Data supplied:
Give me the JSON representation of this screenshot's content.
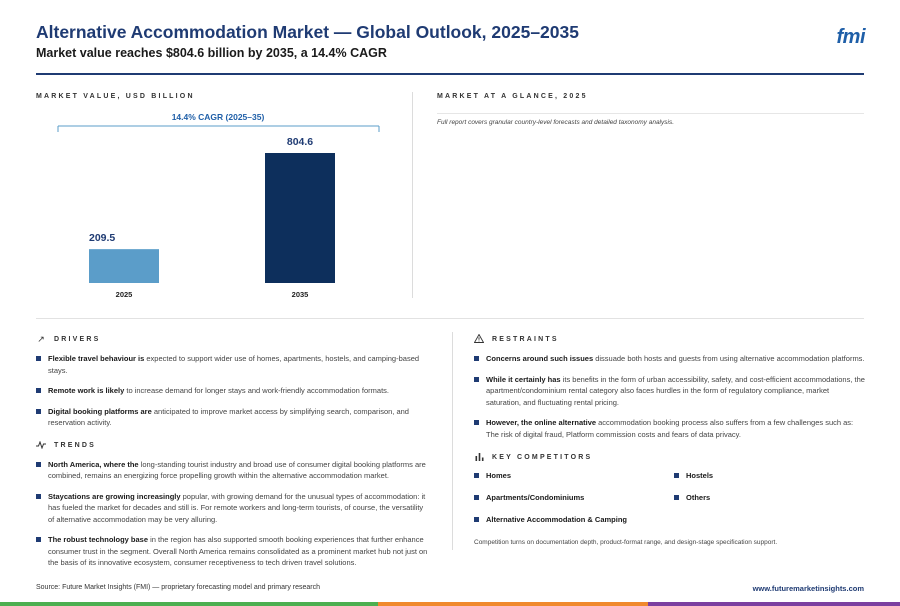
{
  "header": {
    "title": "Alternative Accommodation Market — Global Outlook, 2025–2035",
    "subtitle": "Market value reaches $804.6 billion by 2035, a 14.4% CAGR",
    "logo": "fmi"
  },
  "market_value_label": "MARKET VALUE, USD BILLION",
  "glance": {
    "label": "MARKET AT A GLANCE, 2025",
    "note": "Full report covers granular country-level forecasts and detailed taxonomy analysis."
  },
  "chart_data": {
    "type": "bar",
    "categories": [
      "2025",
      "2035"
    ],
    "values": [
      209.5,
      804.6
    ],
    "value_labels": [
      "209.5",
      "804.6"
    ],
    "colors": [
      "#5b9dc9",
      "#0d2f5c"
    ],
    "annotation": "14.4% CAGR (2025–35)",
    "ylim": [
      0,
      804.6
    ],
    "grid": false
  },
  "drivers": {
    "label": "DRIVERS",
    "items": [
      {
        "bold": "Flexible travel behaviour is",
        "text": " expected to support wider use of homes, apartments, hostels, and camping-based stays."
      },
      {
        "bold": "Remote work is likely",
        "text": " to increase demand for longer stays and work-friendly accommodation formats."
      },
      {
        "bold": "Digital booking platforms are",
        "text": " anticipated to improve market access by simplifying search, comparison, and reservation activity."
      }
    ]
  },
  "trends": {
    "label": "TRENDS",
    "items": [
      {
        "bold": "North America, where the",
        "text": " long-standing tourist industry and broad use of consumer digital booking platforms are combined, remains an energizing force propelling growth within the alternative accommodation market."
      },
      {
        "bold": "Staycations are growing increasingly",
        "text": " popular, with growing demand for the unusual types of accommodation: it has fueled the market for decades and still is. For remote workers and long-term tourists, of course, the versatility of alternative accommodation may be very alluring."
      },
      {
        "bold": "The robust technology base",
        "text": " in the region has also supported smooth booking experiences that further enhance consumer trust in the segment. Overall North America remains consolidated as a prominent market hub not just on the basis of its innovative ecosystem, consumer receptiveness to tech driven travel solutions."
      }
    ]
  },
  "restraints": {
    "label": "RESTRAINTS",
    "items": [
      {
        "bold": "Concerns around such issues",
        "text": " dissuade both hosts and guests from using alternative accommodation platforms."
      },
      {
        "bold": "While it certainly has",
        "text": " its benefits in the form of urban accessibility, safety, and cost-efficient accommodations, the apartment/condominium rental category also faces hurdles in the form of regulatory compliance, market saturation, and fluctuating rental pricing."
      },
      {
        "bold": "However, the online alternative",
        "text": " accommodation booking process also suffers from a few challenges such as: The risk of digital fraud, Platform commission costs and fears of data privacy."
      }
    ]
  },
  "competitors": {
    "label": "KEY COMPETITORS",
    "items": [
      "Homes",
      "Hostels",
      "Apartments/Condominiums",
      "Others",
      "Alternative Accommodation & Camping"
    ],
    "note": "Competition turns on documentation depth, product-format range, and design-stage specification support."
  },
  "footer": {
    "source": "Source: Future Market Insights (FMI) — proprietary forecasting model and primary research",
    "url": "www.futuremarketinsights.com",
    "bar_colors": [
      "#4caf50",
      "#f0892d",
      "#7b3fa0"
    ]
  }
}
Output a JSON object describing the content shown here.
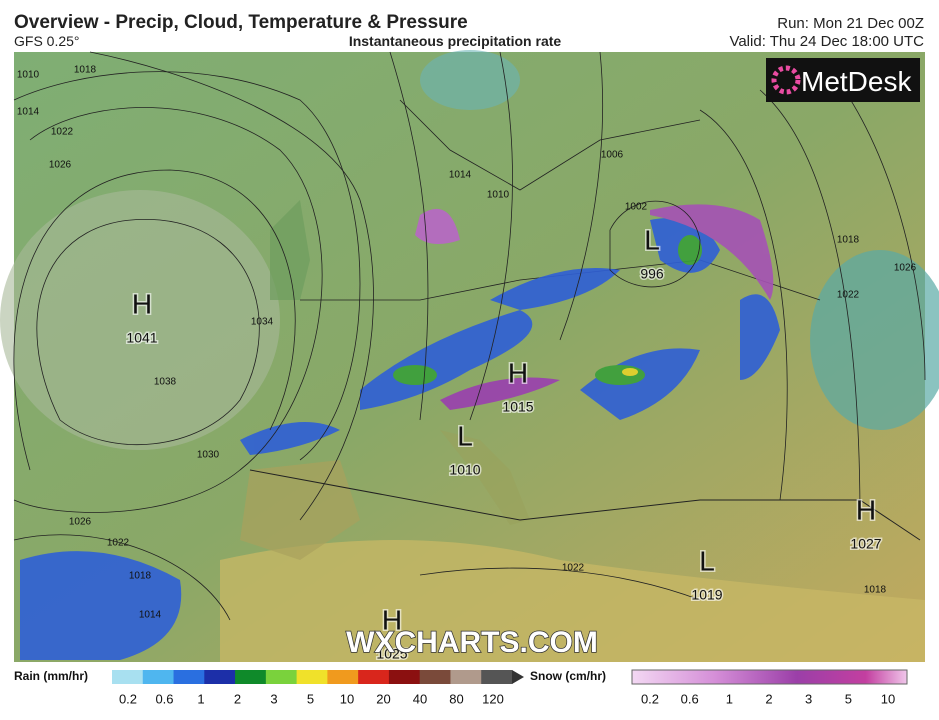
{
  "header": {
    "title": "Overview - Precip, Cloud, Temperature & Pressure",
    "model": "GFS 0.25°",
    "subtitle": "Instantaneous precipitation rate",
    "run": "Run: Mon 21 Dec 00Z",
    "valid": "Valid: Thu 24 Dec 18:00 UTC"
  },
  "logo": "MetDesk",
  "watermark": "WXCHARTS.COM",
  "pressure_centers": [
    {
      "type": "H",
      "value": "1041"
    },
    {
      "type": "L",
      "value": "996"
    },
    {
      "type": "H",
      "value": "1015"
    },
    {
      "type": "L",
      "value": "1010"
    },
    {
      "type": "H",
      "value": "1027"
    },
    {
      "type": "L",
      "value": "1019"
    },
    {
      "type": "H",
      "value": "1025"
    }
  ],
  "isobar_labels": [
    "1010",
    "1014",
    "1018",
    "1022",
    "1026",
    "1034",
    "1038",
    "1030",
    "1026",
    "1022",
    "1018",
    "1014",
    "1014",
    "1010",
    "1006",
    "1002",
    "1018",
    "1022",
    "1026",
    "1022",
    "1018"
  ],
  "legend": {
    "rain": {
      "label": "Rain (mm/hr)",
      "ticks": [
        "0.2",
        "0.6",
        "1",
        "2",
        "3",
        "5",
        "10",
        "20",
        "40",
        "80",
        "120"
      ]
    },
    "snow": {
      "label": "Snow (cm/hr)",
      "ticks": [
        "0.2",
        "0.6",
        "1",
        "2",
        "3",
        "5",
        "10"
      ]
    }
  }
}
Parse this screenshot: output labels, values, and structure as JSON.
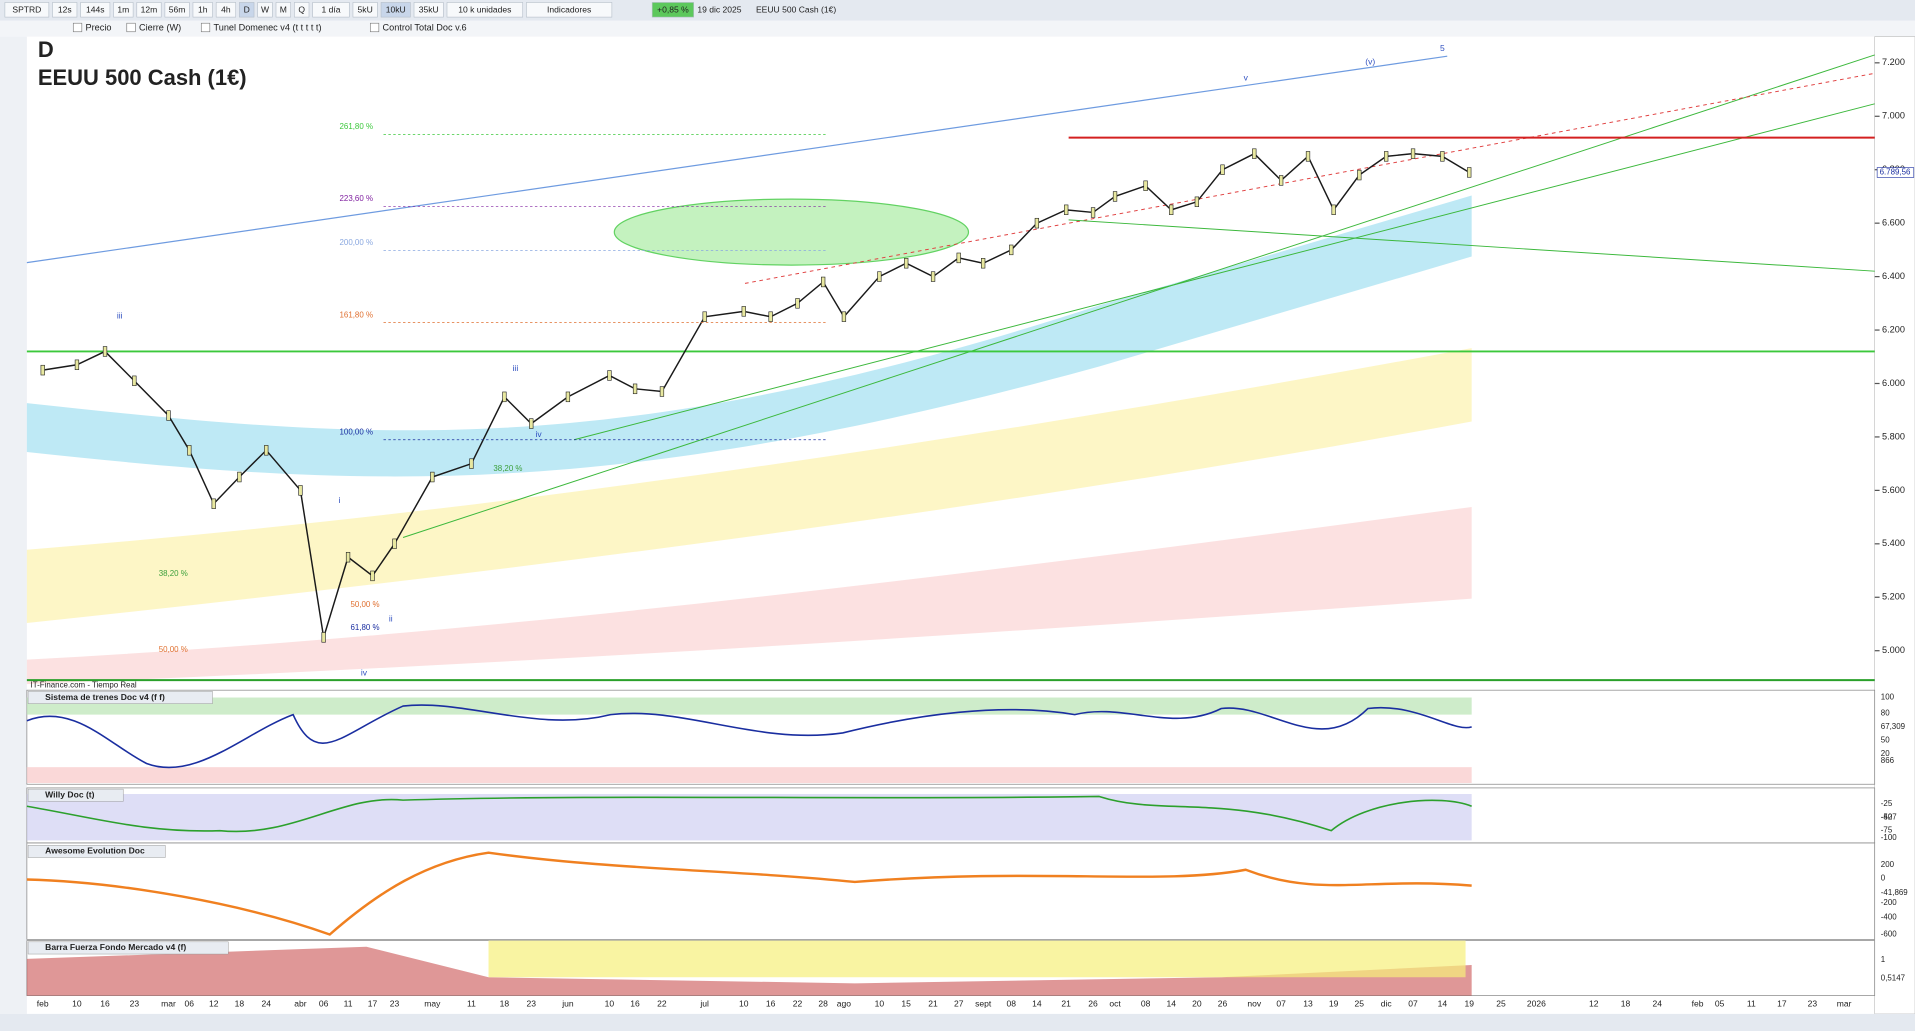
{
  "toolbar": {
    "symbol": "SPTRD",
    "timeframes": [
      "12s",
      "144s",
      "1m",
      "12m",
      "56m",
      "1h",
      "4h",
      "D",
      "W",
      "M",
      "Q"
    ],
    "period": "1 día",
    "units": [
      "5kU",
      "10kU",
      "35kU"
    ],
    "units_menu": "10 k unidades",
    "indicators": "Indicadores",
    "change": "+0,85 %",
    "date": "19 dic 2025",
    "instrument": "EEUU 500 Cash (1€)"
  },
  "legend": [
    "Precio",
    "Cierre (W)",
    "Tunel Domenec v4 (t t t t t)",
    "Control Total Doc v.6"
  ],
  "chart_data": {
    "type": "line",
    "timeframe": "D",
    "title": "EEUU 500 Cash (1€)",
    "source": "IT-Finance.com - Tiempo Real",
    "categories": [
      "feb",
      "10",
      "16",
      "23",
      "mar",
      "06",
      "12",
      "18",
      "24",
      "abr",
      "06",
      "11",
      "17",
      "23",
      "may",
      "11",
      "18",
      "23",
      "jun",
      "10",
      "16",
      "22",
      "jul",
      "10",
      "16",
      "22",
      "28",
      "ago",
      "10",
      "15",
      "21",
      "27",
      "sept",
      "08",
      "14",
      "21",
      "26",
      "oct",
      "08",
      "14",
      "20",
      "26",
      "nov",
      "07",
      "13",
      "19",
      "25",
      "dic",
      "07",
      "14",
      "19",
      "25",
      "2026",
      "12",
      "18",
      "24",
      "feb",
      "05",
      "11",
      "17",
      "23",
      "mar"
    ],
    "values": [
      6050,
      6070,
      6120,
      6010,
      5880,
      5750,
      5550,
      5650,
      5750,
      5600,
      5050,
      5350,
      5280,
      5400,
      5650,
      5700,
      5950,
      5850,
      5950,
      6030,
      5980,
      5970,
      6250,
      6270,
      6250,
      6300,
      6380,
      6250,
      6400,
      6450,
      6400,
      6470,
      6450,
      6500,
      6600,
      6650,
      6640,
      6700,
      6740,
      6650,
      6680,
      6800,
      6860,
      6760,
      6850,
      6650,
      6780,
      6850,
      6860,
      6850,
      6790,
      null,
      null,
      null,
      null,
      null,
      null,
      null,
      null,
      null,
      null,
      null
    ],
    "color": "#1a1a1a",
    "ylim": [
      4866,
      7298
    ],
    "yticks": [
      {
        "value": 5000,
        "label": "5.000"
      },
      {
        "value": 5200,
        "label": "5.200"
      },
      {
        "value": 5400,
        "label": "5.400"
      },
      {
        "value": 5600,
        "label": "5.600"
      },
      {
        "value": 5800,
        "label": "5.800"
      },
      {
        "value": 6000,
        "label": "6.000"
      },
      {
        "value": 6200,
        "label": "6.200"
      },
      {
        "value": 6400,
        "label": "6.400"
      },
      {
        "value": 6600,
        "label": "6.600"
      },
      {
        "value": 6800,
        "label": "6.800"
      },
      {
        "value": 7000,
        "label": "7.000"
      },
      {
        "value": 7200,
        "label": "7.200"
      }
    ],
    "last_price": {
      "value": 6789.56,
      "label": "6.789,56"
    },
    "levels": [
      {
        "value": 6920,
        "color": "#d42020"
      },
      {
        "value": 6120,
        "color": "#3cc83c"
      },
      {
        "value": 4890,
        "color": "#2aa02a"
      }
    ],
    "fib_labels": [
      "261,80 %",
      "223,60 %",
      "200,00 %",
      "161,80 %",
      "100,00 %",
      "38,20 %",
      "50,00 %",
      "61,80 %",
      "38,20 %",
      "50,00 %"
    ],
    "wave_labels": [
      "iii",
      "i",
      "ii",
      "iii",
      "iv",
      "iv",
      "v",
      "(v)",
      "5"
    ]
  },
  "panels": [
    {
      "name": "Sistema de trenes Doc v4 (f f)",
      "axis": [
        "100",
        "80",
        "67,309",
        "50",
        "20",
        "866"
      ]
    },
    {
      "name": "Willy Doc (t)",
      "axis": [
        "-25",
        "-427",
        "-50",
        "-75",
        "-100"
      ]
    },
    {
      "name": "Awesome Evolution Doc",
      "axis": [
        "200",
        "0",
        "-41,869",
        "-200",
        "-400",
        "-600"
      ]
    },
    {
      "name": "Barra Fuerza Fondo Mercado v4 (f)",
      "axis": [
        "1",
        "0,5147"
      ]
    }
  ]
}
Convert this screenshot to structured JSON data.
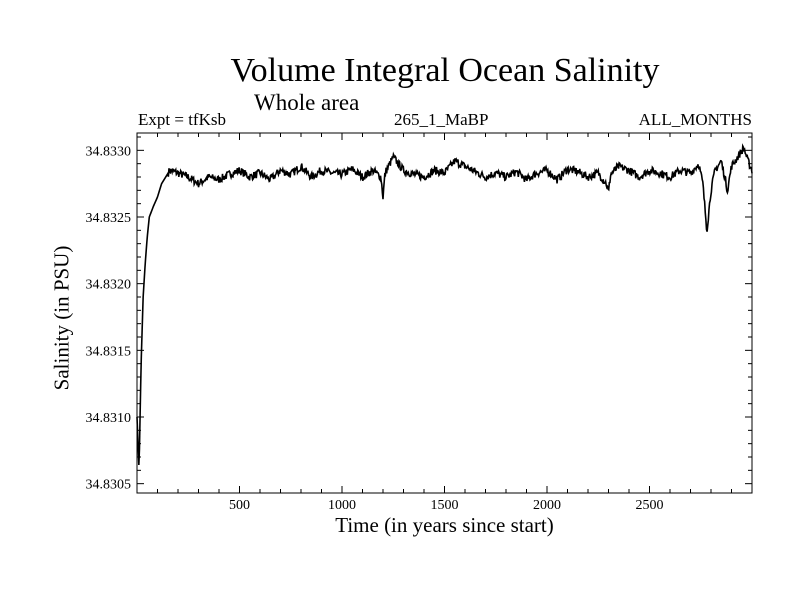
{
  "chart_data": {
    "type": "line",
    "title": "Volume Integral Ocean Salinity",
    "subtitle": "Whole area",
    "header_left": "Expt = tfKsb",
    "header_center": "265_1_MaBP",
    "header_right": "ALL_MONTHS",
    "xlabel": "Time (in years since start)",
    "ylabel": "Salinity (in PSU)",
    "xlim": [
      0,
      3000
    ],
    "ylim": [
      34.83043,
      34.83313
    ],
    "x_ticks": [
      500,
      1000,
      1500,
      2000,
      2500
    ],
    "x_tick_labels": [
      "500",
      "1000",
      "1500",
      "2000",
      "2500"
    ],
    "y_ticks": [
      34.8305,
      34.831,
      34.8315,
      34.832,
      34.8325,
      34.833
    ],
    "y_tick_labels": [
      "34.8305",
      "34.8310",
      "34.8315",
      "34.8320",
      "34.8325",
      "34.8330"
    ],
    "grid": false,
    "series": [
      {
        "name": "Salinity",
        "color": "#000000",
        "x": [
          0,
          10,
          20,
          30,
          40,
          50,
          60,
          80,
          100,
          120,
          140,
          160,
          200,
          250,
          300,
          350,
          400,
          450,
          500,
          550,
          600,
          650,
          700,
          750,
          800,
          850,
          900,
          950,
          1000,
          1050,
          1100,
          1150,
          1190,
          1200,
          1210,
          1250,
          1300,
          1350,
          1400,
          1450,
          1500,
          1550,
          1600,
          1650,
          1700,
          1750,
          1800,
          1850,
          1900,
          1950,
          2000,
          2050,
          2100,
          2150,
          2200,
          2250,
          2290,
          2300,
          2310,
          2350,
          2400,
          2450,
          2500,
          2550,
          2600,
          2650,
          2700,
          2740,
          2760,
          2780,
          2790,
          2800,
          2820,
          2850,
          2870,
          2880,
          2900,
          2930,
          2960,
          2980,
          3000
        ],
        "y": [
          34.831,
          34.8306,
          34.8314,
          34.8319,
          34.83215,
          34.83235,
          34.8325,
          34.83258,
          34.83265,
          34.83275,
          34.8328,
          34.83285,
          34.83283,
          34.8328,
          34.83275,
          34.8328,
          34.83278,
          34.83282,
          34.83285,
          34.8328,
          34.83283,
          34.83278,
          34.83285,
          34.83282,
          34.83288,
          34.8328,
          34.83285,
          34.83283,
          34.83282,
          34.83286,
          34.8328,
          34.83285,
          34.8328,
          34.83265,
          34.83283,
          34.83295,
          34.83285,
          34.83282,
          34.8328,
          34.83285,
          34.83283,
          34.83292,
          34.83288,
          34.83284,
          34.8328,
          34.83283,
          34.8328,
          34.83284,
          34.83278,
          34.83283,
          34.83285,
          34.83278,
          34.83286,
          34.83284,
          34.8328,
          34.83283,
          34.83275,
          34.83268,
          34.83282,
          34.83288,
          34.83285,
          34.8328,
          34.83285,
          34.83283,
          34.8328,
          34.83285,
          34.83283,
          34.8329,
          34.83275,
          34.8324,
          34.83255,
          34.8327,
          34.83285,
          34.83292,
          34.83278,
          34.8327,
          34.83288,
          34.83295,
          34.83302,
          34.83292,
          34.83285
        ]
      }
    ]
  }
}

Instructions for the task: Extract every line from the records above that contains the word "model".

Task solution:
    "source": "Source: Future Market Insights (FMI) — proprietary forecasting model and primary research",
    "model": "GFS 0.25°",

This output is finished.